_Task to carry out_: Out of the lines in this data, how many include "Total"? Give the number and nothing else.

_Raw data_:
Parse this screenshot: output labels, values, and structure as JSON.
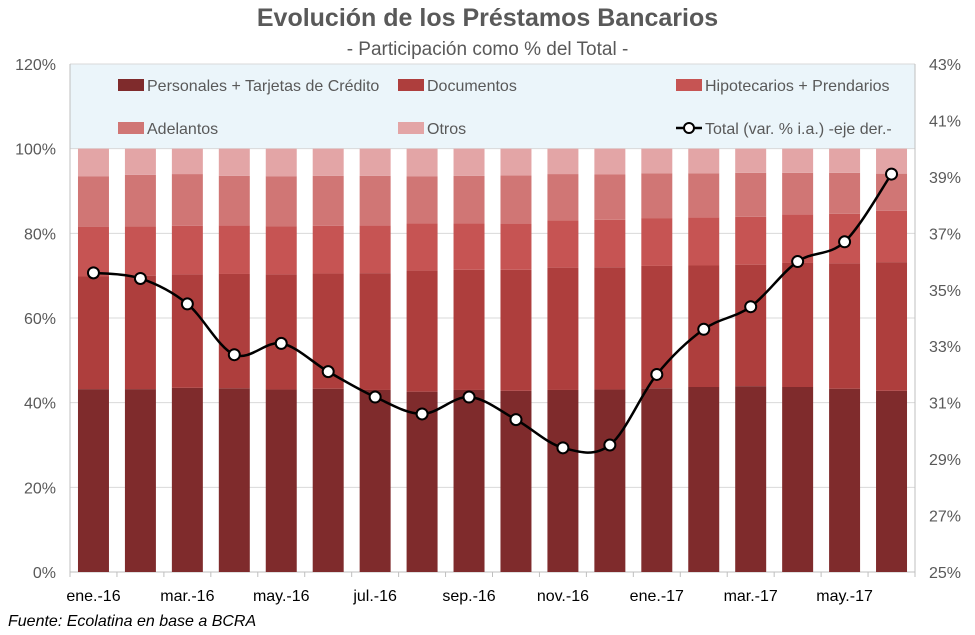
{
  "colors": {
    "series": [
      "#7f2b2c",
      "#ae3e3d",
      "#c65453",
      "#d07675",
      "#e3a5a6"
    ],
    "line": "#000000",
    "legend_bg": "#ebf5fa",
    "axis_text": "#595959",
    "grid": "#d9d9d9"
  },
  "chart_data": {
    "type": "bar",
    "stacked": true,
    "title": "Evolución de los Préstamos Bancarios",
    "subtitle": "- Participación como % del Total -",
    "source": "Fuente: Ecolatina en base a BCRA",
    "categories": [
      "ene.-16",
      "feb.-16",
      "mar.-16",
      "abr.-16",
      "may.-16",
      "jun.-16",
      "jul.-16",
      "ago.-16",
      "sep.-16",
      "oct.-16",
      "nov.-16",
      "dic.-16",
      "ene.-17",
      "feb.-17",
      "mar.-17",
      "abr.-17",
      "may.-17",
      "jun.-17"
    ],
    "x_tick_labels": [
      "ene.-16",
      "",
      "mar.-16",
      "",
      "may.-16",
      "",
      "jul.-16",
      "",
      "sep.-16",
      "",
      "nov.-16",
      "",
      "ene.-17",
      "",
      "mar.-17",
      "",
      "may.-17",
      ""
    ],
    "y_left": {
      "ticks": [
        "0%",
        "20%",
        "40%",
        "60%",
        "80%",
        "100%",
        "120%"
      ],
      "ylim": [
        0,
        120
      ]
    },
    "y_right": {
      "ticks": [
        "25%",
        "27%",
        "29%",
        "31%",
        "33%",
        "35%",
        "37%",
        "39%",
        "41%",
        "43%"
      ],
      "ylim": [
        25,
        43
      ]
    },
    "grid": true,
    "legend_position": "top",
    "series": [
      {
        "name": "Personales + Tarjetas de Crédito",
        "axis": "left",
        "values": [
          43.2,
          43.2,
          43.5,
          43.4,
          43.1,
          43.3,
          43.0,
          42.6,
          43.0,
          42.8,
          43.0,
          43.1,
          43.4,
          43.7,
          43.9,
          43.7,
          43.3,
          42.8
        ]
      },
      {
        "name": "Documentos",
        "axis": "left",
        "values": [
          26.6,
          26.8,
          26.8,
          27.0,
          27.2,
          27.2,
          27.6,
          28.6,
          28.4,
          28.6,
          28.9,
          28.9,
          28.9,
          28.7,
          28.7,
          29.3,
          29.6,
          30.4
        ]
      },
      {
        "name": "Hipotecarios + Prendarios",
        "axis": "left",
        "values": [
          11.7,
          11.6,
          11.5,
          11.5,
          11.4,
          11.3,
          11.3,
          11.2,
          11.0,
          10.9,
          11.2,
          11.2,
          11.3,
          11.4,
          11.3,
          11.5,
          11.7,
          12.1
        ]
      },
      {
        "name": "Adelantos",
        "axis": "left",
        "values": [
          12.0,
          12.2,
          12.2,
          11.7,
          11.8,
          11.8,
          11.7,
          11.1,
          11.2,
          11.4,
          10.9,
          10.7,
          10.6,
          10.4,
          10.4,
          9.8,
          9.7,
          8.8
        ]
      },
      {
        "name": "Otros",
        "axis": "left",
        "values": [
          6.5,
          6.2,
          6.0,
          6.4,
          6.5,
          6.4,
          6.4,
          6.5,
          6.4,
          6.3,
          6.0,
          6.1,
          5.8,
          5.8,
          5.7,
          5.7,
          5.7,
          5.9
        ]
      },
      {
        "name": "Total (var. % i.a.) -eje der.-",
        "axis": "right",
        "type": "line",
        "values": [
          35.6,
          35.4,
          34.5,
          32.7,
          33.1,
          32.1,
          31.2,
          30.6,
          31.2,
          30.4,
          29.4,
          29.5,
          32.0,
          33.6,
          34.4,
          36.0,
          36.7,
          39.1
        ]
      }
    ]
  }
}
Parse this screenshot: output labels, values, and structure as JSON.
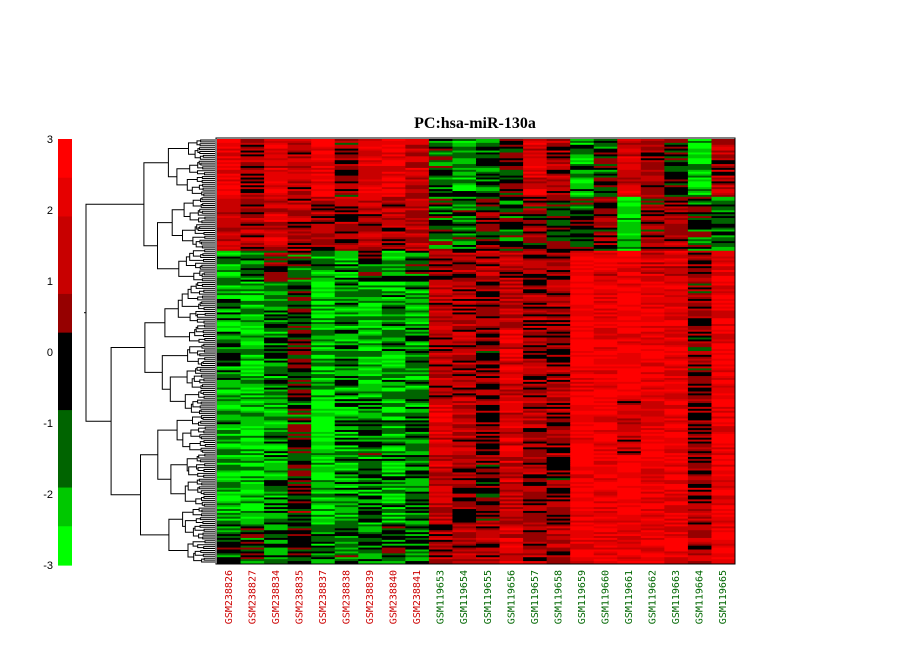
{
  "chart_data": {
    "type": "heatmap",
    "title": "PC:hsa-miR-130a",
    "colorbar": {
      "min": -3,
      "max": 3,
      "ticks": [
        3,
        2,
        1,
        0,
        -1,
        -2,
        -3
      ],
      "colors": [
        "#ff0000",
        "#e60000",
        "#c80000",
        "#960000",
        "#000000",
        "#006400",
        "#00c800",
        "#00ff00"
      ]
    },
    "columns": [
      {
        "name": "GSM238826",
        "group": "A"
      },
      {
        "name": "GSM238827",
        "group": "A"
      },
      {
        "name": "GSM238834",
        "group": "A"
      },
      {
        "name": "GSM238835",
        "group": "A"
      },
      {
        "name": "GSM238837",
        "group": "A"
      },
      {
        "name": "GSM238838",
        "group": "A"
      },
      {
        "name": "GSM238839",
        "group": "A"
      },
      {
        "name": "GSM238840",
        "group": "A"
      },
      {
        "name": "GSM238841",
        "group": "A"
      },
      {
        "name": "GSM119653",
        "group": "B"
      },
      {
        "name": "GSM119654",
        "group": "B"
      },
      {
        "name": "GSM119655",
        "group": "B"
      },
      {
        "name": "GSM119656",
        "group": "B"
      },
      {
        "name": "GSM119657",
        "group": "B"
      },
      {
        "name": "GSM119658",
        "group": "B"
      },
      {
        "name": "GSM119659",
        "group": "B"
      },
      {
        "name": "GSM119660",
        "group": "B"
      },
      {
        "name": "GSM119661",
        "group": "B"
      },
      {
        "name": "GSM119662",
        "group": "B"
      },
      {
        "name": "GSM119663",
        "group": "B"
      },
      {
        "name": "GSM119664",
        "group": "B"
      },
      {
        "name": "GSM119665",
        "group": "B"
      }
    ],
    "group_colors": {
      "A": "#cc0000",
      "B": "#006600"
    },
    "row_blocks": [
      {
        "rows": 30,
        "values": [
          2.4,
          0.6,
          1.8,
          1.2,
          2.6,
          0.2,
          2.0,
          2.2,
          1.4,
          -1.0,
          -1.8,
          -1.4,
          -0.4,
          2.0,
          0.6,
          -1.6,
          -0.8,
          1.6,
          0.4,
          -0.4,
          -2.2,
          0.8
        ]
      },
      {
        "rows": 28,
        "values": [
          1.2,
          0.8,
          1.6,
          1.0,
          0.6,
          0.8,
          1.2,
          1.0,
          1.4,
          -0.8,
          -1.2,
          -0.2,
          -0.8,
          0.2,
          -0.4,
          -0.6,
          0.4,
          -2.4,
          0.2,
          0.6,
          -0.8,
          -1.2
        ]
      },
      {
        "rows": 16,
        "values": [
          -2.0,
          -1.0,
          -0.2,
          -0.8,
          -1.6,
          -1.4,
          -1.0,
          -1.8,
          -1.2,
          0.4,
          0.6,
          1.0,
          0.8,
          0.6,
          0.4,
          2.4,
          2.0,
          2.2,
          1.8,
          2.0,
          0.4,
          2.2
        ]
      },
      {
        "rows": 60,
        "values": [
          -1.6,
          -2.4,
          -1.4,
          -0.4,
          -2.4,
          -1.6,
          -2.2,
          -2.0,
          -1.6,
          0.8,
          0.8,
          0.4,
          1.6,
          0.6,
          0.6,
          2.6,
          2.2,
          2.8,
          2.4,
          2.2,
          0.2,
          2.4
        ]
      },
      {
        "rows": 30,
        "values": [
          -1.8,
          -2.2,
          -1.6,
          -0.8,
          -2.6,
          -1.8,
          -1.2,
          -1.8,
          -1.4,
          2.0,
          1.2,
          0.4,
          1.8,
          0.8,
          0.6,
          2.6,
          2.4,
          1.0,
          2.2,
          2.2,
          0.4,
          2.2
        ]
      },
      {
        "rows": 36,
        "values": [
          -2.2,
          -2.6,
          -1.6,
          -0.4,
          -2.6,
          -1.6,
          -1.4,
          -1.8,
          -1.2,
          1.4,
          0.6,
          0.2,
          1.4,
          0.6,
          0.4,
          2.6,
          2.4,
          2.8,
          2.2,
          2.2,
          0.6,
          2.4
        ]
      },
      {
        "rows": 20,
        "values": [
          -1.2,
          -0.8,
          -1.2,
          -0.6,
          -1.4,
          -1.0,
          -1.2,
          -1.0,
          -1.2,
          0.6,
          1.2,
          1.0,
          1.8,
          0.8,
          0.8,
          2.2,
          2.4,
          2.2,
          2.4,
          2.2,
          1.0,
          2.6
        ]
      }
    ]
  }
}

_Complete output_: 2